### RAW DATA
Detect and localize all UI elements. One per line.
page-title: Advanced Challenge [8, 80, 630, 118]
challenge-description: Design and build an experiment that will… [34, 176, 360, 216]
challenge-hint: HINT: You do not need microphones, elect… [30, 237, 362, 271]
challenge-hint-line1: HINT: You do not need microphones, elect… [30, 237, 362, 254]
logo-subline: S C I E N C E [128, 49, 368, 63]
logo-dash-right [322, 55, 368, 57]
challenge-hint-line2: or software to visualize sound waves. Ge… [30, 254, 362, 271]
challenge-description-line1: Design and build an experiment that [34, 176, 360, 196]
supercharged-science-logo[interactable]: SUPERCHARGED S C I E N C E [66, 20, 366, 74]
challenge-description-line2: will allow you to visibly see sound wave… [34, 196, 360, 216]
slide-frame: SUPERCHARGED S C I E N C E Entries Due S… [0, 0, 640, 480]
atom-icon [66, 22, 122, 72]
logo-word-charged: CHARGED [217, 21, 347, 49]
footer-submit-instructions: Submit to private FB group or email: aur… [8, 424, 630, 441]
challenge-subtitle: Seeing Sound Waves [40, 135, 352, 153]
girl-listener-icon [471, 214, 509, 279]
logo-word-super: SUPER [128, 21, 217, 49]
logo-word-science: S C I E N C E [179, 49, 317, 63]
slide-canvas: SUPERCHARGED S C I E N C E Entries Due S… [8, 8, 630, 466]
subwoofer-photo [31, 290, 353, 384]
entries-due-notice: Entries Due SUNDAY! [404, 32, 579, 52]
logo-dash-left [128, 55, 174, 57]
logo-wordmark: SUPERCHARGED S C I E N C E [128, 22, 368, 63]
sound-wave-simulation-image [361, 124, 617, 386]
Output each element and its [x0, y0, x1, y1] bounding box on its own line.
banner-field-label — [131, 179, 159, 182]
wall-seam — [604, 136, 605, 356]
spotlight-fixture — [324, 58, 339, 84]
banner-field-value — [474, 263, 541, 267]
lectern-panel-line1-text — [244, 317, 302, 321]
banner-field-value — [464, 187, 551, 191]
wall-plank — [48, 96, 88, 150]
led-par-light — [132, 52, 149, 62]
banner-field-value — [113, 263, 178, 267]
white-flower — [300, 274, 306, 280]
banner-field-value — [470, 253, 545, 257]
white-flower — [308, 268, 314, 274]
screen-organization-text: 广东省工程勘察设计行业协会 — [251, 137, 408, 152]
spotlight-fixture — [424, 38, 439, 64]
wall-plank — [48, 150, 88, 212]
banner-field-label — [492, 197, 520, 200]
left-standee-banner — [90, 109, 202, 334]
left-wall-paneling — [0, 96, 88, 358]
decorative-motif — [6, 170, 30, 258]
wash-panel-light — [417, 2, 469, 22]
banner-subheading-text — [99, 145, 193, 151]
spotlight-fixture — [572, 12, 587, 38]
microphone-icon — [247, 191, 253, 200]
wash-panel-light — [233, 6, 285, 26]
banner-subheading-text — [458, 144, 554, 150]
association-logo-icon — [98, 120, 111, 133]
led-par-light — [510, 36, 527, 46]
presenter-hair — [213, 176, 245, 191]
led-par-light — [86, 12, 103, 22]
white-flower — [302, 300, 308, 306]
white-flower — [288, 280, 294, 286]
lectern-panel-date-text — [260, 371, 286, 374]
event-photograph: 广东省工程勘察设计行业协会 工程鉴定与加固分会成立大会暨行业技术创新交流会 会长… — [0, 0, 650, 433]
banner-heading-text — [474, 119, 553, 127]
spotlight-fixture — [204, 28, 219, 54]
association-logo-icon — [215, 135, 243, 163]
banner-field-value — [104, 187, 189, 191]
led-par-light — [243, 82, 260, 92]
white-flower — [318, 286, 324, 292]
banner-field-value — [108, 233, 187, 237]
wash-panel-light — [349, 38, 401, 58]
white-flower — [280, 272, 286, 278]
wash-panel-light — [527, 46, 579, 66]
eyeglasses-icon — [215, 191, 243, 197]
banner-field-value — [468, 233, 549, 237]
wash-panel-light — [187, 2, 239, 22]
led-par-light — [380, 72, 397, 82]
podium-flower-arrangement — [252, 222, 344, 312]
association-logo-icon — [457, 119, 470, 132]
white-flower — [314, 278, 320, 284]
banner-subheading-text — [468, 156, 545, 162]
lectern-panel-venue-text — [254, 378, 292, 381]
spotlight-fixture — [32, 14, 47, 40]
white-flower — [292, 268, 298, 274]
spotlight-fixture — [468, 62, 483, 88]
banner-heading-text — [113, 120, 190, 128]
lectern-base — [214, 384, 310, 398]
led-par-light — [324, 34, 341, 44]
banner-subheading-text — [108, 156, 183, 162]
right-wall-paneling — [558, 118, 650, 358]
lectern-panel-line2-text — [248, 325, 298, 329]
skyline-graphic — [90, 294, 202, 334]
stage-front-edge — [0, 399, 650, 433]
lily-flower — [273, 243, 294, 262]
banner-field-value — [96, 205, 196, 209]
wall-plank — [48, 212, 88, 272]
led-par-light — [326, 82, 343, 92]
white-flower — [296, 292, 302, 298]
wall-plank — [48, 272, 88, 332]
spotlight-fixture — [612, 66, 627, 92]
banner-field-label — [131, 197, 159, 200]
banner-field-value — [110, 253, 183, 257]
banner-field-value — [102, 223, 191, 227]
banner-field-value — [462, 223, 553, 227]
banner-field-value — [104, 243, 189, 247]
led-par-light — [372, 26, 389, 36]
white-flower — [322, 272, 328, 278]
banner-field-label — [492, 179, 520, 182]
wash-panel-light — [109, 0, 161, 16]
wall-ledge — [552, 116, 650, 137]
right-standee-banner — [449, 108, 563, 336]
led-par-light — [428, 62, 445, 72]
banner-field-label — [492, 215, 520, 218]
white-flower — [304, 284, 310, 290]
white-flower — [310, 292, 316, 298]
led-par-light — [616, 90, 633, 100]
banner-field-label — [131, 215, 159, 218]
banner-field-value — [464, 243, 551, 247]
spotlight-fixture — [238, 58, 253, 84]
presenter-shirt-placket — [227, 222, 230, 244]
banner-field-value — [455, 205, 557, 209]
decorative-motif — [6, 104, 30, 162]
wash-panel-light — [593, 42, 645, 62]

### WHAT YOU ARE ASKED TO DO
Recast every line of all the records above as a JSON list of strings, one string per line, with blank lines left out.

### PROBLEM SOLUTION
[
  "Detect and localize all UI elements. One per line.",
  "page-title: Advanced Challenge [8, 80, 630, 118]",
  "challenge-description: Design and build an experiment that will… [34, 176, 360, 216]",
  "challenge-hint: HINT: You do not need microphones, elect… [30, 237, 362, 271]",
  "challenge-hint-line1: HINT: You do not need microphones, elect… [30, 237, 362, 254]",
  "logo-subline: S C I E N C E [128, 49, 368, 63]",
  "logo-dash-right [322, 55, 368, 57]",
  "challenge-hint-line2: or software to visualize sound waves. Ge… [30, 254, 362, 271]",
  "challenge-description-line1: Design and build an experiment that [34, 176, 360, 196]",
  "supercharged-science-logo[interactable]: SUPERCHARGED S C I E N C E [66, 20, 366, 74]",
  "challenge-description-line2: will allow you to visibly see sound wave… [34, 196, 360, 216]",
  "slide-frame: SUPERCHARGED S C I E N C E Entries Due S… [0, 0, 640, 480]",
  "atom-icon [66, 22, 122, 72]",
  "logo-word-charged: CHARGED [217, 21, 347, 49]",
  "footer-submit-instructions: Submit to private FB group or email: aur… [8, 424, 630, 441]",
  "challenge-subtitle: Seeing Sound Waves [40, 135, 352, 153]",
  "girl-listener-icon [471, 214, 509, 279]",
  "logo-word-super: SUPER [128, 21, 217, 49]",
  "logo-word-science: S C I E N C E [179, 49, 317, 63]",
  "slide-canvas: SUPERCHARGED S C I E N C E Entries Due S… [8, 8, 630, 466]",
  "subwoofer-photo [31, 290, 353, 384]",
  "entries-due-notice: Entries Due SUNDAY! [404, 32, 579, 52]",
  "logo-dash-left [128, 55, 174, 57]",
  "logo-wordmark: SUPERCHARGED S C I E N C E [128, 22, 368, 63]",
  "sound-wave-simulation-image [361, 124, 617, 386]",
  "Output each element and its [x0, y0, x1, y1] bounding box on its own line.",
  "banner-field-label — [131, 179, 159, 182]",
  "wall-seam — [604, 136, 605, 356]",
  "spotlight-fixture — [324, 58, 339, 84]",
  "banner-field-value — [474, 263, 541, 267]",
  "lectern-panel-line1-text — [244, 317, 302, 321]",
  "banner-field-value — [464, 187, 551, 191]",
  "wall-plank — [48, 96, 88, 150]",
  "led-par-light — [132, 52, 149, 62]",
  "banner-field-value — [113, 263, 178, 267]",
  "white-flower — [300, 274, 306, 280]",
  "banner-field-value — [470, 253, 545, 257]",
  "white-flower — [308, 268, 314, 274]",
  "screen-organization-text: 广东省工程勘察设计行业协会 — [251, 137, 408, 152]",
  "spotlight-fixture — [424, 38, 439, 64]",
  "wall-plank — [48, 150, 88, 212]",
  "banner-field-label — [492, 197, 520, 200]",
  "left-standee-banner — [90, 109, 202, 334]",
  "left-wall-paneling — [0, 96, 88, 358]",
  "decorative-motif — [6, 170, 30, 258]",
  "wash-panel-light — [417, 2, 469, 22]",
  "banner-subheading-text — [99, 145, 193, 151]",
  "spotlight-fixture — [572, 12, 587, 38]",
  "microphone-icon — [247, 191, 253, 200]",
  "wash-panel-light — [233, 6, 285, 26]",
  "banner-subheading-text — [458, 144, 554, 150]",
  "association-logo-icon — [98, 120, 111, 133]",
  "led-par-light — [510, 36, 527, 46]",
  "presenter-hair — [213, 176, 245, 191]",
  "led-par-light — [86, 12, 103, 22]",
  "white-flower — [302, 300, 308, 306]",
  "white-flower — [288, 280, 294, 286]",
  "lectern-panel-date-text — [260, 371, 286, 374]",
  "event-photograph: 广东省工程勘察设计行业协会 工程鉴定与加固分会成立大会暨行业技术创新交流会 会长… — [0, 0, 650, 433]",
  "banner-heading-text — [474, 119, 553, 127]",
  "spotlight-fixture — [204, 28, 219, 54]",
  "association-logo-icon — [215, 135, 243, 163]",
  "banner-field-value — [104, 187, 189, 191]",
  "led-par-light — [243, 82, 260, 92]",
  "white-flower — [318, 286, 324, 292]",
  "banner-field-value — [108, 233, 187, 237]",
  "wash-panel-light — [349, 38, 401, 58]",
  "white-flower — [280, 272, 286, 278]",
  "wash-panel-light — [527, 46, 579, 66]",
  "eyeglasses-icon — [215, 191, 243, 197]",
  "banner-field-value — [468, 233, 549, 237]",
  "wash-panel-light — [187, 2, 239, 22]",
  "led-par-light — [380, 72, 397, 82]",
  "podium-flower-arrangement — [252, 222, 344, 312]",
  "association-logo-icon — [457, 119, 470, 132]",
  "white-flower — [314, 278, 320, 284]",
  "banner-subheading-text — [468, 156, 545, 162]",
  "lectern-panel-venue-text — [254, 378, 292, 381]",
  "spotlight-fixture — [32, 14, 47, 40]",
  "white-flower — [292, 268, 298, 274]",
  "spotlight-fixture — [468, 62, 483, 88]",
  "banner-heading-text — [113, 120, 190, 128]",
  "lectern-base — [214, 384, 310, 398]",
  "led-par-light — [324, 34, 341, 44]",
  "banner-subheading-text — [108, 156, 183, 162]",
  "right-wall-paneling — [558, 118, 650, 358]",
  "lectern-panel-line2-text — [248, 325, 298, 329]",
  "skyline-graphic — [90, 294, 202, 334]",
  "stage-front-edge — [0, 399, 650, 433]",
  "lily-flower — [273, 243, 294, 262]",
  "banner-field-value — [96, 205, 196, 209]",
  "wall-plank — [48, 212, 88, 272]",
  "led-par-light — [326, 82, 343, 92]",
  "white-flower — [296, 292, 302, 298]",
  "wall-plank — [48, 272, 88, 332]",
  "spotlight-fixture — [612, 66, 627, 92]",
  "banner-field-label — [131, 197, 159, 200]",
  "banner-field-value — [110, 253, 183, 257]",
  "banner-field-value — [102, 223, 191, 227]",
  "banner-field-value — [462, 223, 553, 227]",
  "banner-field-value — [104, 243, 189, 247]",
  "led-par-light — [372, 26, 389, 36]",
  "white-flower — [322, 272, 328, 278]",
  "banner-field-label — [492, 179, 520, 182]",
  "wash-panel-light — [109, 0, 161, 16]",
  "wall-ledge — [552, 116, 650, 137]",
  "right-standee-banner — [449, 108, 563, 336]",
  "led-par-light — [428, 62, 445, 72]",
  "banner-field-label — [492, 215, 520, 218]",
  "white-flower — [304, 284, 310, 290]",
  "white-flower — [310, 292, 316, 298]",
  "led-par-light — [616, 90, 633, 100]",
  "banner-field-label — [131, 215, 159, 218]",
  "banner-field-value — [464, 243, 551, 247]",
  "spotlight-fixture — [238, 58, 253, 84]",
  "presenter-shirt-placket — [227, 222, 230, 244]",
  "banner-field-value — [455, 205, 557, 209]",
  "decorative-motif — [6, 104, 30, 162]",
  "wash-panel-light — [593, 42, 645, 62]"
]